■ Exercise directions ■
Your answer is a single number: how many lines hold the word "JSON"?

■ Data listing ■
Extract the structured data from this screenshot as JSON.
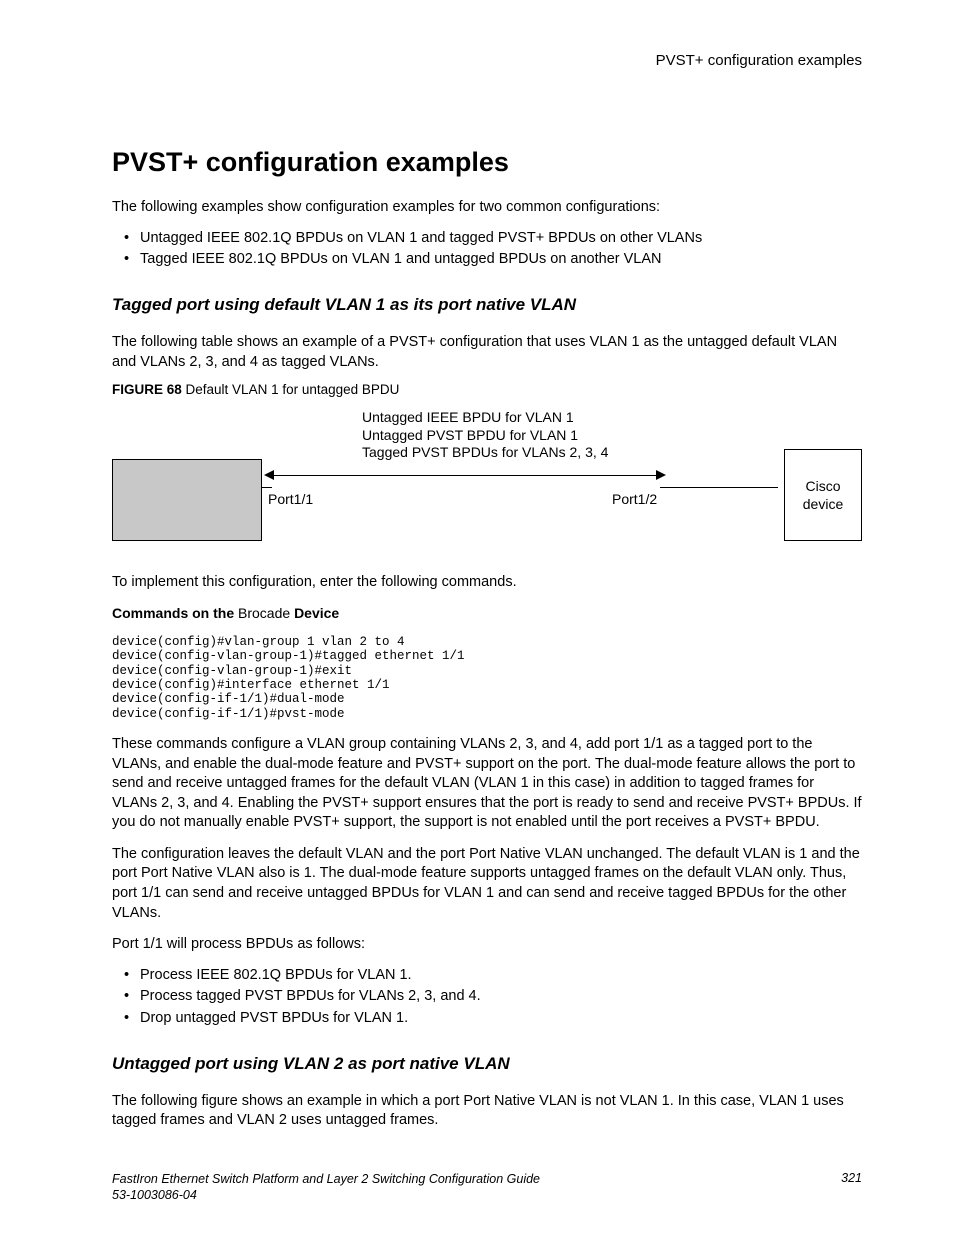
{
  "header": {
    "right": "PVST+ configuration examples"
  },
  "title": "PVST+ configuration examples",
  "intro": "The following examples show configuration examples for two common configurations:",
  "intro_bullets": [
    "Untagged IEEE 802.1Q BPDUs on VLAN 1 and tagged PVST+ BPDUs on other VLANs",
    "Tagged IEEE 802.1Q BPDUs on VLAN 1 and untagged BPDUs on another VLAN"
  ],
  "section1": {
    "heading": "Tagged port using default VLAN 1 as its port native VLAN",
    "p1": "The following table shows an example of a PVST+ configuration that uses VLAN 1 as the untagged default VLAN and VLANs 2, 3, and 4 as tagged VLANs.",
    "fig_label_bold": "FIGURE 68 ",
    "fig_label_rest": "Default VLAN 1 for untagged BPDU",
    "fig": {
      "line1": "Untagged IEEE BPDU for VLAN 1",
      "line2": "Untagged PVST BPDU for VLAN 1",
      "line3": "Tagged PVST BPDUs for VLANs 2, 3, 4",
      "port_left": "Port1/1",
      "port_right": "Port1/2",
      "box_right_l1": "Cisco",
      "box_right_l2": "device"
    },
    "p2": "To implement this configuration, enter the following commands.",
    "cmd_label_b1": "Commands on the ",
    "cmd_label_n": "Brocade ",
    "cmd_label_b2": "Device",
    "code": "device(config)#vlan-group 1 vlan 2 to 4\ndevice(config-vlan-group-1)#tagged ethernet 1/1\ndevice(config-vlan-group-1)#exit\ndevice(config)#interface ethernet 1/1\ndevice(config-if-1/1)#dual-mode\ndevice(config-if-1/1)#pvst-mode",
    "p3": "These commands configure a VLAN group containing VLANs 2, 3, and 4, add port 1/1 as a tagged port to the VLANs, and enable the dual-mode feature and PVST+ support on the port. The dual-mode feature allows the port to send and receive untagged frames for the default VLAN (VLAN 1 in this case) in addition to tagged frames for VLANs 2, 3, and 4. Enabling the PVST+ support ensures that the port is ready to send and receive PVST+ BPDUs. If you do not manually enable PVST+ support, the support is not enabled until the port receives a PVST+ BPDU.",
    "p4": "The configuration leaves the default VLAN and the port Port Native VLAN unchanged. The default VLAN is 1 and the port Port Native VLAN also is 1. The dual-mode feature supports untagged frames on the default VLAN only. Thus, port 1/1 can send and receive untagged BPDUs for VLAN 1 and can send and receive tagged BPDUs for the other VLANs.",
    "p5": "Port 1/1 will process BPDUs as follows:",
    "bullets2": [
      "Process IEEE 802.1Q BPDUs for VLAN 1.",
      "Process tagged PVST BPDUs for VLANs 2, 3, and 4.",
      "Drop untagged PVST BPDUs for VLAN 1."
    ]
  },
  "section2": {
    "heading": "Untagged port using VLAN 2 as port native VLAN",
    "p1": "The following figure shows an example in which a port Port Native VLAN is not VLAN 1. In this case, VLAN 1 uses tagged frames and VLAN 2 uses untagged frames."
  },
  "footer": {
    "left_l1": "FastIron Ethernet Switch Platform and Layer 2 Switching Configuration Guide",
    "left_l2": "53-1003086-04",
    "right": "321"
  }
}
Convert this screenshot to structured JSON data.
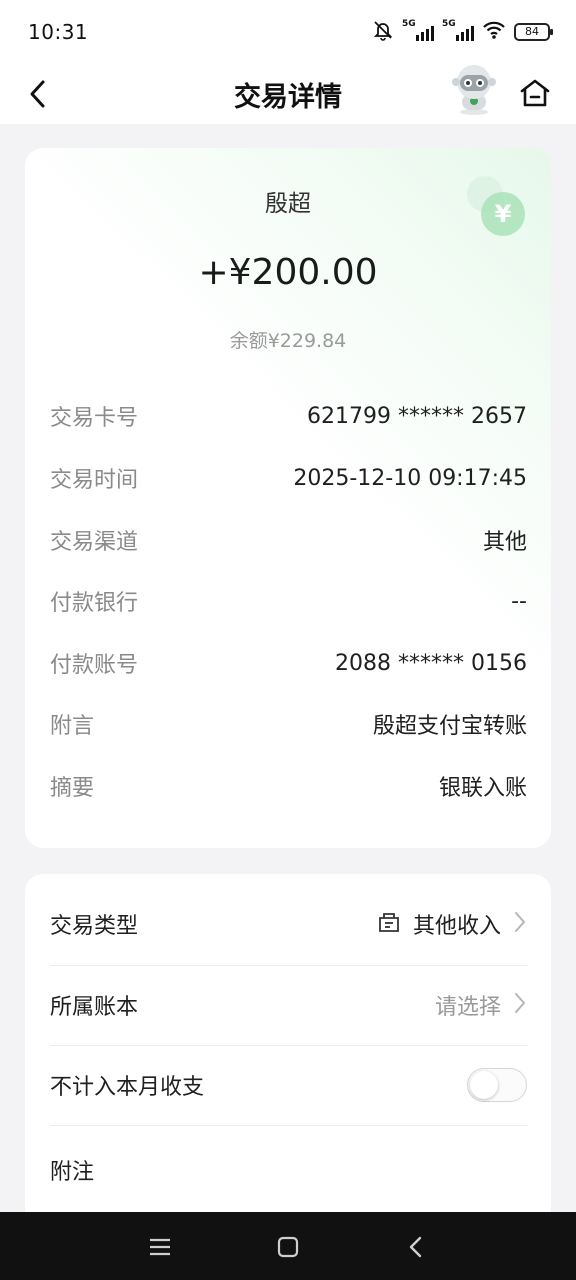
{
  "status_bar": {
    "time": "10:31",
    "signal1_label": "5G",
    "signal2_label": "5G",
    "battery": "84",
    "icons": [
      "bell-mute-icon",
      "signal-icon",
      "signal-icon",
      "wifi-icon",
      "battery-icon"
    ]
  },
  "nav": {
    "title": "交易详情",
    "icons": [
      "back-icon",
      "robot-mascot-icon",
      "home-icon"
    ]
  },
  "transaction": {
    "payer": "殷超",
    "amount": "+¥200.00",
    "balance": "余额¥229.84",
    "details": [
      {
        "label": "交易卡号",
        "value": "621799 ****** 2657"
      },
      {
        "label": "交易时间",
        "value": "2025-12-10 09:17:45"
      },
      {
        "label": "交易渠道",
        "value": "其他"
      },
      {
        "label": "付款银行",
        "value": "--"
      },
      {
        "label": "付款账号",
        "value": "2088 ****** 0156"
      },
      {
        "label": "附言",
        "value": "殷超支付宝转账"
      },
      {
        "label": "摘要",
        "value": "银联入账"
      }
    ]
  },
  "settings": {
    "type_label": "交易类型",
    "type_value": "其他收入",
    "ledger_label": "所属账本",
    "ledger_value": "请选择",
    "exclude_label": "不计入本月收支",
    "exclude_enabled": false,
    "note_label": "附注"
  },
  "colors": {
    "accent_green": "#7ed89b",
    "muted_text": "#8a8a8a",
    "background": "#f3f3f5"
  }
}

■ Exercise response ■
2